→ **WORK INSTRUCTIONS**
Without including any pictures, write out the listing below exactly.

[Data entries]
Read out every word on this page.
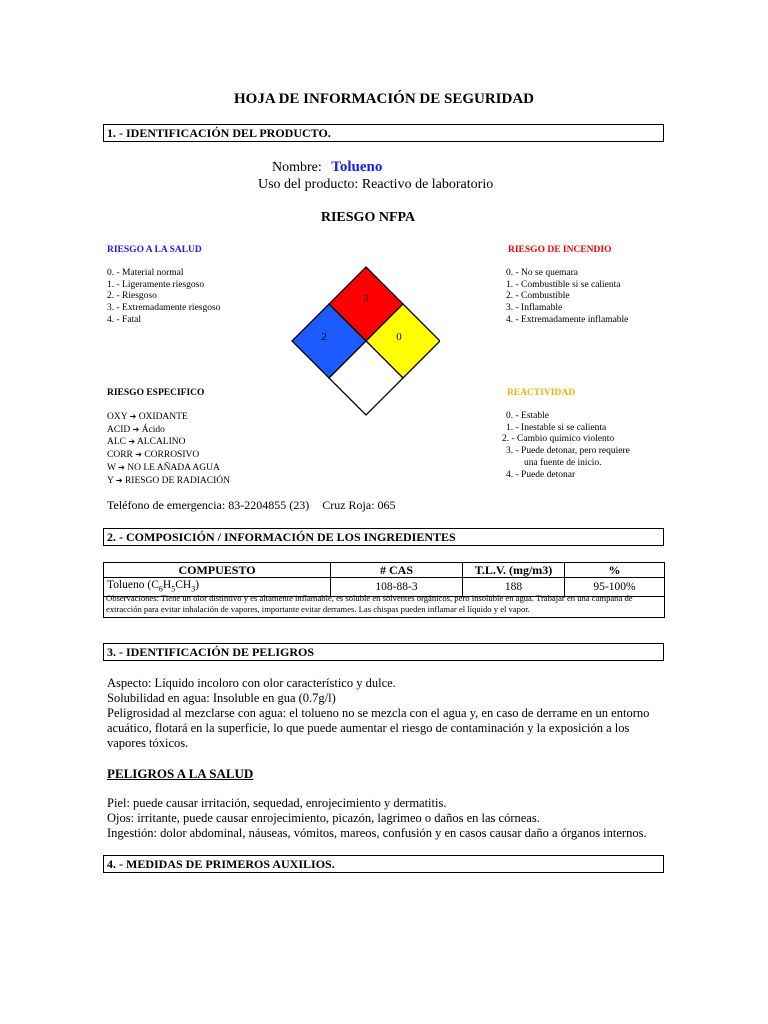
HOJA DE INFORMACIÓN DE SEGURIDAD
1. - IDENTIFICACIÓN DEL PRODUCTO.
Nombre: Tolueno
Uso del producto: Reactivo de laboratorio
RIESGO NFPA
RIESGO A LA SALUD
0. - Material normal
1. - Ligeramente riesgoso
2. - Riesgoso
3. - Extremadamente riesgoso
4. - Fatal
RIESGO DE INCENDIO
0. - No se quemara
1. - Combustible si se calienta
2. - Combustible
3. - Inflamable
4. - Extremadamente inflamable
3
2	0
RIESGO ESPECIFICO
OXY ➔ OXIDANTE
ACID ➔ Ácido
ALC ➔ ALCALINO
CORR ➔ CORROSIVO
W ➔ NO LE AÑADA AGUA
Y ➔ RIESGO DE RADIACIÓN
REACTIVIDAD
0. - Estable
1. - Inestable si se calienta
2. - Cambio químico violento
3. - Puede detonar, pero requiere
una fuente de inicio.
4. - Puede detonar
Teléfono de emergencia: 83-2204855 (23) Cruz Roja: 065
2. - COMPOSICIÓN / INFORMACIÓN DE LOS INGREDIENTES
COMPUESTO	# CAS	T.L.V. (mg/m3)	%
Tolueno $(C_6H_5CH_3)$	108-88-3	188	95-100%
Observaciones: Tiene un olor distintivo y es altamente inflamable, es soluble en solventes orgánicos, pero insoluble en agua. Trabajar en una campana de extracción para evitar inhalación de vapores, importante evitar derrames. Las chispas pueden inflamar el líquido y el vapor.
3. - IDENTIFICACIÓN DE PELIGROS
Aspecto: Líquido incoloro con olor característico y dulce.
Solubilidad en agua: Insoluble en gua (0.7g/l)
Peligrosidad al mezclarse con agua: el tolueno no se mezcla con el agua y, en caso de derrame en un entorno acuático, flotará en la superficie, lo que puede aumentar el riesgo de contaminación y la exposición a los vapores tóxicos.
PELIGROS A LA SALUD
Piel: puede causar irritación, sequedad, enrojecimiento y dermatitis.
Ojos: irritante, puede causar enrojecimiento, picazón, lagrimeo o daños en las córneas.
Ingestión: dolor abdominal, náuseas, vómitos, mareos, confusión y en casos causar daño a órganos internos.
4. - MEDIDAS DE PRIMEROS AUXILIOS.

→ **EXERCISE ANSWER**
Read out every word on this page.
HOJA DE INFORMACIÓN DE SEGURIDAD
1. - IDENTIFICACIÓN DEL PRODUCTO.
Nombre: Tolueno
Uso del producto: Reactivo de laboratorio
RIESGO NFPA
RIESGO A LA SALUD
0. - Material normal
1. - Ligeramente riesgoso
2. - Riesgoso
3. - Extremadamente riesgoso
4. - Fatal
RIESGO DE INCENDIO
0. - No se quemara
1. - Combustible si se calienta
2. - Combustible
3. - Inflamable
4. - Extremadamente inflamable
3
2	0
RIESGO ESPECIFICO
OXY ➔ OXIDANTE
ACID ➔ Ácido
ALC ➔ ALCALINO
CORR ➔ CORROSIVO
W ➔ NO LE AÑADA AGUA
Y ➔ RIESGO DE RADIACIÓN
REACTIVIDAD
0. - Estable
1. - Inestable si se calienta
2. - Cambio químico violento
3. - Puede detonar, pero requiere
una fuente de inicio.
4. - Puede detonar
Teléfono de emergencia: 83-2204855 (23) Cruz Roja: 065
2. - COMPOSICIÓN / INFORMACIÓN DE LOS INGREDIENTES
COMPUESTO	# CAS	T.L.V. (mg/m3)	%
Tolueno $(C_6H_5CH_3)$	108-88-3	188	95-100%
Observaciones: Tiene un olor distintivo y es altamente inflamable, es soluble en solventes orgánicos, pero insoluble en agua. Trabajar en una campana de extracción para evitar inhalación de vapores, importante evitar derrames. Las chispas pueden inflamar el líquido y el vapor.
3. - IDENTIFICACIÓN DE PELIGROS
Aspecto: Líquido incoloro con olor característico y dulce.
Solubilidad en agua: Insoluble en gua (0.7g/l)
Peligrosidad al mezclarse con agua: el tolueno no se mezcla con el agua y, en caso de derrame en un entorno acuático, flotará en la superficie, lo que puede aumentar el riesgo de contaminación y la exposición a los vapores tóxicos.
PELIGROS A LA SALUD
Piel: puede causar irritación, sequedad, enrojecimiento y dermatitis.
Ojos: irritante, puede causar enrojecimiento, picazón, lagrimeo o daños en las córneas.
Ingestión: dolor abdominal, náuseas, vómitos, mareos, confusión y en casos causar daño a órganos internos.
4. - MEDIDAS DE PRIMEROS AUXILIOS.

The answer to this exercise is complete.